### [The problem]
Give back all the data exactly as it was written.
** Opening Data provided block **
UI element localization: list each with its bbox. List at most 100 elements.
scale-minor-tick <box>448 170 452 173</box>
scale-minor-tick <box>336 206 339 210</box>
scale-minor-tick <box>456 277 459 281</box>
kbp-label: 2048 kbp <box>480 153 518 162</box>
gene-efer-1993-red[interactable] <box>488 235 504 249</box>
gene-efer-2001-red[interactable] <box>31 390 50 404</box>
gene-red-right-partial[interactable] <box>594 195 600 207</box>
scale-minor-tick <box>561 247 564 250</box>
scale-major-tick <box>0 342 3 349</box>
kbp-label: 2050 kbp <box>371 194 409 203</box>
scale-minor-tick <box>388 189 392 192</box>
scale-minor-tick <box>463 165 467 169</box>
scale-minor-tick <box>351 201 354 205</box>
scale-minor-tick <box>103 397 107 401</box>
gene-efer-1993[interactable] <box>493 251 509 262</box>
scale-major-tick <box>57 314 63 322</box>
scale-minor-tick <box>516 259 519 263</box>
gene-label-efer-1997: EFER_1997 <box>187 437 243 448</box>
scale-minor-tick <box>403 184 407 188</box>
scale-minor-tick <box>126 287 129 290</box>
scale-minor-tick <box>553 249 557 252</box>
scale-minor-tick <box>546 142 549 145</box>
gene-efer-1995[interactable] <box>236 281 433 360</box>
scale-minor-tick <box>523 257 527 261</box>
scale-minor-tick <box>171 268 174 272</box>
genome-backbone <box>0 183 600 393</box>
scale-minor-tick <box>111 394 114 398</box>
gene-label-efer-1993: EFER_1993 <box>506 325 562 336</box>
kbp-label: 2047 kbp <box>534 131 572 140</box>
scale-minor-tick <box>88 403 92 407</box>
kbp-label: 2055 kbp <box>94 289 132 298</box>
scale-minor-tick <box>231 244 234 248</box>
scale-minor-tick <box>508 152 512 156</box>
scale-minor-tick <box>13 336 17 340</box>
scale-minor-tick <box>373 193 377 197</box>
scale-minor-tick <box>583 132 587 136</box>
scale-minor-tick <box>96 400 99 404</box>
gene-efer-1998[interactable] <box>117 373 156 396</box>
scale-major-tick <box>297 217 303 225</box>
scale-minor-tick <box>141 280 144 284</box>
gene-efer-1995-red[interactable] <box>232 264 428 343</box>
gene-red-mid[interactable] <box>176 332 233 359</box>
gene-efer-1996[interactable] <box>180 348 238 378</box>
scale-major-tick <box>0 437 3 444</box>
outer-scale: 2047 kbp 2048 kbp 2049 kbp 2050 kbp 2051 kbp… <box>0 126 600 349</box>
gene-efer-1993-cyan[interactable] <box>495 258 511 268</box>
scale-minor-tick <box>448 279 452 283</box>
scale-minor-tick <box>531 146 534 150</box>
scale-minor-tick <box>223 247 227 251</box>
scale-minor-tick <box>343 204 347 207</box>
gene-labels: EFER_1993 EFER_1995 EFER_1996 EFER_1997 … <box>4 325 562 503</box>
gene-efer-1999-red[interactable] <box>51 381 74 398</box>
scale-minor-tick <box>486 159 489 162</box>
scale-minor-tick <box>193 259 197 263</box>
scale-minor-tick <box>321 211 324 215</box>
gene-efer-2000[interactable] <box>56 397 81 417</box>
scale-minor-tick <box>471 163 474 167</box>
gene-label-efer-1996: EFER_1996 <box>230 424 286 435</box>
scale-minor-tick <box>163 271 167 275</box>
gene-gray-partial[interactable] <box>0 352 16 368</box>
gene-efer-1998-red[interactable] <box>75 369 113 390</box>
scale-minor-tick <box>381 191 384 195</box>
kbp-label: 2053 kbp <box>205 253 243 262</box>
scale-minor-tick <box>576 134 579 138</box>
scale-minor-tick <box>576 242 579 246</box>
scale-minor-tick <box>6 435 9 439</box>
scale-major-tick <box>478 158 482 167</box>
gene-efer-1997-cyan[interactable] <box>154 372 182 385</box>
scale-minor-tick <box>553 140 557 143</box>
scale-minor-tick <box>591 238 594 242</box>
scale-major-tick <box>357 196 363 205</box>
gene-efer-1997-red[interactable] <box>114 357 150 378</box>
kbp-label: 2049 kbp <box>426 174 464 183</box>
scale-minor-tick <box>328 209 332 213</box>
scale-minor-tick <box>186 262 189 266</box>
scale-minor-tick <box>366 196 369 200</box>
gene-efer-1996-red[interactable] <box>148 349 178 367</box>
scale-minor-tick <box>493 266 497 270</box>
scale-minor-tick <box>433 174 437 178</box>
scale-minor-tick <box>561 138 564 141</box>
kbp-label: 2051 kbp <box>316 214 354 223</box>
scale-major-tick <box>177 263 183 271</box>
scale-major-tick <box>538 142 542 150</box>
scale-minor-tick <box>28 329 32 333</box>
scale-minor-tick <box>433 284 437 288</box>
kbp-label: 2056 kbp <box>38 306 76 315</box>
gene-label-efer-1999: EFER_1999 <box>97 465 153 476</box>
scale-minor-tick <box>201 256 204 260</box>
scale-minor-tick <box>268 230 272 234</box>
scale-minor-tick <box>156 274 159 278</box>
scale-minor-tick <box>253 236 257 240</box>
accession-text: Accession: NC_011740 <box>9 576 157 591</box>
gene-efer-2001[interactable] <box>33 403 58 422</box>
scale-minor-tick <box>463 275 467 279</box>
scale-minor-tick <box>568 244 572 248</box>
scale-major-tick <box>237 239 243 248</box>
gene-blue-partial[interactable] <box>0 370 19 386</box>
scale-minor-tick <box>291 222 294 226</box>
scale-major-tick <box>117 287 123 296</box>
** Closing Data provided block **
### [The answer]
UI element localization: list each with its bbox. List at most 100 elements.
scale-minor-tick <box>448 170 452 173</box>
scale-minor-tick <box>336 206 339 210</box>
scale-minor-tick <box>456 277 459 281</box>
kbp-label: 2048 kbp <box>480 153 518 162</box>
gene-efer-1993-red[interactable] <box>488 235 504 249</box>
gene-efer-2001-red[interactable] <box>31 390 50 404</box>
gene-red-right-partial[interactable] <box>594 195 600 207</box>
scale-minor-tick <box>561 247 564 250</box>
scale-major-tick <box>0 342 3 349</box>
kbp-label: 2050 kbp <box>371 194 409 203</box>
scale-minor-tick <box>388 189 392 192</box>
scale-minor-tick <box>463 165 467 169</box>
scale-minor-tick <box>351 201 354 205</box>
scale-minor-tick <box>103 397 107 401</box>
gene-efer-1993[interactable] <box>493 251 509 262</box>
scale-major-tick <box>57 314 63 322</box>
scale-minor-tick <box>516 259 519 263</box>
gene-label-efer-1997: EFER_1997 <box>187 437 243 448</box>
scale-minor-tick <box>403 184 407 188</box>
scale-minor-tick <box>126 287 129 290</box>
scale-minor-tick <box>553 249 557 252</box>
scale-minor-tick <box>546 142 549 145</box>
gene-efer-1995[interactable] <box>236 281 433 360</box>
scale-minor-tick <box>523 257 527 261</box>
scale-minor-tick <box>171 268 174 272</box>
genome-backbone <box>0 183 600 393</box>
scale-minor-tick <box>111 394 114 398</box>
gene-label-efer-1993: EFER_1993 <box>506 325 562 336</box>
kbp-label: 2047 kbp <box>534 131 572 140</box>
scale-minor-tick <box>88 403 92 407</box>
kbp-label: 2055 kbp <box>94 289 132 298</box>
scale-minor-tick <box>231 244 234 248</box>
scale-minor-tick <box>508 152 512 156</box>
scale-minor-tick <box>13 336 17 340</box>
scale-minor-tick <box>373 193 377 197</box>
scale-minor-tick <box>583 132 587 136</box>
scale-minor-tick <box>96 400 99 404</box>
gene-efer-1998[interactable] <box>117 373 156 396</box>
scale-major-tick <box>297 217 303 225</box>
scale-minor-tick <box>141 280 144 284</box>
gene-efer-1995-red[interactable] <box>232 264 428 343</box>
gene-red-mid[interactable] <box>176 332 233 359</box>
gene-efer-1996[interactable] <box>180 348 238 378</box>
scale-major-tick <box>0 437 3 444</box>
outer-scale: 2047 kbp 2048 kbp 2049 kbp 2050 kbp 2051 kbp… <box>0 126 600 349</box>
gene-efer-1993-cyan[interactable] <box>495 258 511 268</box>
scale-minor-tick <box>448 279 452 283</box>
scale-minor-tick <box>531 146 534 150</box>
scale-minor-tick <box>223 247 227 251</box>
scale-minor-tick <box>343 204 347 207</box>
gene-labels: EFER_1993 EFER_1995 EFER_1996 EFER_1997 … <box>4 325 562 503</box>
gene-efer-1999-red[interactable] <box>51 381 74 398</box>
scale-minor-tick <box>486 159 489 162</box>
scale-minor-tick <box>193 259 197 263</box>
scale-minor-tick <box>321 211 324 215</box>
gene-efer-2000[interactable] <box>56 397 81 417</box>
scale-minor-tick <box>471 163 474 167</box>
gene-label-efer-1996: EFER_1996 <box>230 424 286 435</box>
scale-minor-tick <box>163 271 167 275</box>
gene-gray-partial[interactable] <box>0 352 16 368</box>
gene-efer-1998-red[interactable] <box>75 369 113 390</box>
scale-minor-tick <box>381 191 384 195</box>
kbp-label: 2053 kbp <box>205 253 243 262</box>
scale-minor-tick <box>576 134 579 138</box>
scale-minor-tick <box>576 242 579 246</box>
scale-minor-tick <box>6 435 9 439</box>
scale-major-tick <box>478 158 482 167</box>
gene-efer-1997-cyan[interactable] <box>154 372 182 385</box>
scale-minor-tick <box>553 140 557 143</box>
scale-minor-tick <box>591 238 594 242</box>
scale-major-tick <box>357 196 363 205</box>
gene-efer-1997-red[interactable] <box>114 357 150 378</box>
kbp-label: 2049 kbp <box>426 174 464 183</box>
scale-minor-tick <box>328 209 332 213</box>
scale-minor-tick <box>186 262 189 266</box>
scale-minor-tick <box>366 196 369 200</box>
gene-efer-1996-red[interactable] <box>148 349 178 367</box>
scale-minor-tick <box>493 266 497 270</box>
scale-minor-tick <box>433 174 437 178</box>
scale-minor-tick <box>561 138 564 141</box>
kbp-label: 2051 kbp <box>316 214 354 223</box>
scale-major-tick <box>177 263 183 271</box>
scale-major-tick <box>538 142 542 150</box>
scale-minor-tick <box>28 329 32 333</box>
scale-minor-tick <box>433 284 437 288</box>
kbp-label: 2056 kbp <box>38 306 76 315</box>
gene-label-efer-1999: EFER_1999 <box>97 465 153 476</box>
scale-minor-tick <box>201 256 204 260</box>
scale-minor-tick <box>268 230 272 234</box>
scale-minor-tick <box>156 274 159 278</box>
scale-minor-tick <box>253 236 257 240</box>
accession-text: Accession: NC_011740 <box>9 576 157 591</box>
gene-efer-2001[interactable] <box>33 403 58 422</box>
scale-minor-tick <box>463 275 467 279</box>
scale-minor-tick <box>568 244 572 248</box>
scale-major-tick <box>237 239 243 248</box>
gene-blue-partial[interactable] <box>0 370 19 386</box>
scale-minor-tick <box>291 222 294 226</box>
scale-major-tick <box>117 287 123 296</box>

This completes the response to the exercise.